> _PROBLEMS TO SOLVE_
**a)** In the large language models course listing, name each stage the course description gives in the evolution of word embeddings and NLP models, in the order given.
**b)** Pick up the large language models course listing after its last line and keep writing it.

> _EXTRACT_
——
Skip to main content

Topics in Statistics (359-0-20)

Topic

Large Language Models

Instructors

Lizhen Shi

Meeting Info

Harris Hall L07: Mon, Wed 2:00PM - 3:20PM

Overview of class

Topic: Large Language Models
This course provides a comprehensive introduction to large language models (LLMs) and the foundational transformer architecture that powers them. Students will explore core principles, mathematical foundations, and key innovations behind transformers. The course traces the evolution of word embeddings and NLP models — from word2vec, to RNN-based models, to encoder-decoder architectures with attention, and on to state-of-the-art LLM systems like GPT and beyond. While transformers represent a major breakthrough and the current state of the art, they are not the endpoint of this journey. This course will help students build a solid foundation for understanding the ongoing evolution of LLMs and prepare them to stay current in this rapidly advancing field.

Registration Requirements

For Undergraduate Students:
- Completion of either the Python sequence or the R sequence (STAT 303-1,2,3 or STAT 301-1,2,3)
- Students coming from the R sequence should be comfortable with Python programming, as the course materials and assignments will primarily use Python.

For Graduate Students:
- A solid understanding of traditional machine learning concepts (e.g., regression, classification, model evaluation).
- Proficiency in Python programming for data analysis and model implementation.
——
> _DATA LISTING_
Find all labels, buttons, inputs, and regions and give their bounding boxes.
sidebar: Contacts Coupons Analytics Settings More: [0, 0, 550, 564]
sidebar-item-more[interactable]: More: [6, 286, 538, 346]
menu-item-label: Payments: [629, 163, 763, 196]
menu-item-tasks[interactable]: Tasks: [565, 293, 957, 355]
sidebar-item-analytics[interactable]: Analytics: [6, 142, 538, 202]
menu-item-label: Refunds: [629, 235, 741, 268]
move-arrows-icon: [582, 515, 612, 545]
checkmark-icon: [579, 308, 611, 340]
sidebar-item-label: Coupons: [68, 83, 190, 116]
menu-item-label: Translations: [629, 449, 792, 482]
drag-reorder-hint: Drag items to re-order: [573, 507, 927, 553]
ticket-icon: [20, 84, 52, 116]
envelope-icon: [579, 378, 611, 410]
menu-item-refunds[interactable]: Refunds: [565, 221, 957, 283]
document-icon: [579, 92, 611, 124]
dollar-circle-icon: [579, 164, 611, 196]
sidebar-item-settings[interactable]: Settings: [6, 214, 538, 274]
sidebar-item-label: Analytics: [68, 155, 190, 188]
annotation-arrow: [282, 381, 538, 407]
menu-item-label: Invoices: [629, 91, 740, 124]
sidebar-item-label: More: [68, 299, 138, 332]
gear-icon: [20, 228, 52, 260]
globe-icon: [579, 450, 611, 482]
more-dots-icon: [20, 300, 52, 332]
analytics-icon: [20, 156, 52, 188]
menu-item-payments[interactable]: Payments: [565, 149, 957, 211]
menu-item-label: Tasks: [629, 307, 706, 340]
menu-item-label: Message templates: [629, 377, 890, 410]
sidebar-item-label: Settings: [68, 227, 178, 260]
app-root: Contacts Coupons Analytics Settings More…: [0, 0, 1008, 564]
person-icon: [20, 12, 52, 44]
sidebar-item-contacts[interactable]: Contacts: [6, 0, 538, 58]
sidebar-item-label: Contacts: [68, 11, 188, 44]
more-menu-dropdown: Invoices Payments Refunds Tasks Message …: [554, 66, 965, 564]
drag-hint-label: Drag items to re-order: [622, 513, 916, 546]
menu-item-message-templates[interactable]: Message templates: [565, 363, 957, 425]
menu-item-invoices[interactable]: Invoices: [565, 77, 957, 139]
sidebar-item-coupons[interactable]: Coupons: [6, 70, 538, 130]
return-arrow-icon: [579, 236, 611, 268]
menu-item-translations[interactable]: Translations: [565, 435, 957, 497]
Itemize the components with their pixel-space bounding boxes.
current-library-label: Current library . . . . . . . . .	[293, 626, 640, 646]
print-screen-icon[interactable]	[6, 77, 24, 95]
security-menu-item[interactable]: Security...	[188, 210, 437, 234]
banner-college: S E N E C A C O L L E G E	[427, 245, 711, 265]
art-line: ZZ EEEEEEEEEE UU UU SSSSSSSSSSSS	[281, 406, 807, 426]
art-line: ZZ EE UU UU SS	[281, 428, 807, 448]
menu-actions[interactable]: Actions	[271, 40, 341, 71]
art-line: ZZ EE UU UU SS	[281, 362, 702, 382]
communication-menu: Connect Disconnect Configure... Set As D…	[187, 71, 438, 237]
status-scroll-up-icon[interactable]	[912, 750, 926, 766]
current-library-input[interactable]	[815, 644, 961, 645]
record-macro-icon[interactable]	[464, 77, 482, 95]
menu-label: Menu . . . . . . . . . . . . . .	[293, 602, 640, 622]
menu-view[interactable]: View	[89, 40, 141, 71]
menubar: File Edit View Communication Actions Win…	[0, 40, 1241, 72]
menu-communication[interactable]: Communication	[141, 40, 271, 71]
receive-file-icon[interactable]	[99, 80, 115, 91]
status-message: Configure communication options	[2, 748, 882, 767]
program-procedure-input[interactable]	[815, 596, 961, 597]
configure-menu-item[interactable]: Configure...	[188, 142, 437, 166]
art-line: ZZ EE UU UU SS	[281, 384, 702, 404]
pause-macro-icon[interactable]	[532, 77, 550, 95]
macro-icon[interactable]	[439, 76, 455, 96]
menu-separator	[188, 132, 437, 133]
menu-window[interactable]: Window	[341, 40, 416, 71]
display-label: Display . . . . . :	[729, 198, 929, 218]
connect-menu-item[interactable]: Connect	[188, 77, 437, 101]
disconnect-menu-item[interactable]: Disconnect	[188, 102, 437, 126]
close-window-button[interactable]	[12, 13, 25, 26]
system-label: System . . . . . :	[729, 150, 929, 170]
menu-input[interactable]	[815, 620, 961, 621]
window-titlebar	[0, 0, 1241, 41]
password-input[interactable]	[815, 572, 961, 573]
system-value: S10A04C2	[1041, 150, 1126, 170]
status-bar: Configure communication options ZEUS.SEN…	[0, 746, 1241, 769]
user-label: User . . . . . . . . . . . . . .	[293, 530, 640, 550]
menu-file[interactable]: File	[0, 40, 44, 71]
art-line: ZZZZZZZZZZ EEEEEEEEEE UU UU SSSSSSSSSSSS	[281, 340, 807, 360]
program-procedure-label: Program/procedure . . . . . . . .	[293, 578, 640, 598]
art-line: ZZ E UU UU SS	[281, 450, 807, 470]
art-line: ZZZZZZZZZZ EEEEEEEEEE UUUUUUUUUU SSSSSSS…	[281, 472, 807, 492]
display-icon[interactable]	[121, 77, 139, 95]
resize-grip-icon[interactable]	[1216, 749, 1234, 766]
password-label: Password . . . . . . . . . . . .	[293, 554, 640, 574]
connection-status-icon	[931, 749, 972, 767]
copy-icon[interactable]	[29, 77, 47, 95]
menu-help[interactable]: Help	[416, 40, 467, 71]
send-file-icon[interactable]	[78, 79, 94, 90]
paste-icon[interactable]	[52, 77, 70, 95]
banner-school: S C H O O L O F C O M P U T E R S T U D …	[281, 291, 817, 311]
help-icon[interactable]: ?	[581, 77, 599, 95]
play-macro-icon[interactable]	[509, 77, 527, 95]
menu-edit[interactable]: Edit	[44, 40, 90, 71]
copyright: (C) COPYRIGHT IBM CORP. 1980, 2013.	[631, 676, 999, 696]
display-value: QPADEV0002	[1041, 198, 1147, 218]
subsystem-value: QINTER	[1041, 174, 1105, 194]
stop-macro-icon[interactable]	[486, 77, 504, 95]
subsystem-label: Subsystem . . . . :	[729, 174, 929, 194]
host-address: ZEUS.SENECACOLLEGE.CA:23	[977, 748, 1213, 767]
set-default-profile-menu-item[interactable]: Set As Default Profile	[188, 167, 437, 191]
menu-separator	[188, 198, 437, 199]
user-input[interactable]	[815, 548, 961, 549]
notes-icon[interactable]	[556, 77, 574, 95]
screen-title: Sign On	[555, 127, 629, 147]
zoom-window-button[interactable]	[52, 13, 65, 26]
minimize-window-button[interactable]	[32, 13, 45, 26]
——
> _LIST OF ANSWERS_
**a)**
word2vec
RNN-based models
encoder-decoder architectures with attention
state-of-the-art LLM systems like GPT and beyond

**b)**
Learning Objectives

By the end of this course, students will be able to:
- Explain the evolution of large language models (LLMs) — from early word embeddings and RNN-based architectures to modern transformer-based systems — and their impact on natural language processing tasks.
- Understand the core principles of transformer architecture, including self-attention, positional encoding, multi-head attention, and feedforward components.
- Implement and experiment with transformer-based models using PyTorch for applications such as text generation, classification, and fine-tuning.
- Build a strong conceptual foundation for understanding emerging architectures beyond transformers and staying current with advances in the rapidly evolving field of large language models.

Teaching Method

The primary teaching method will be lectures

Evaluation Method

1) Homework assignments, 2) Final Project, 3) Participation

Class Materials (Required)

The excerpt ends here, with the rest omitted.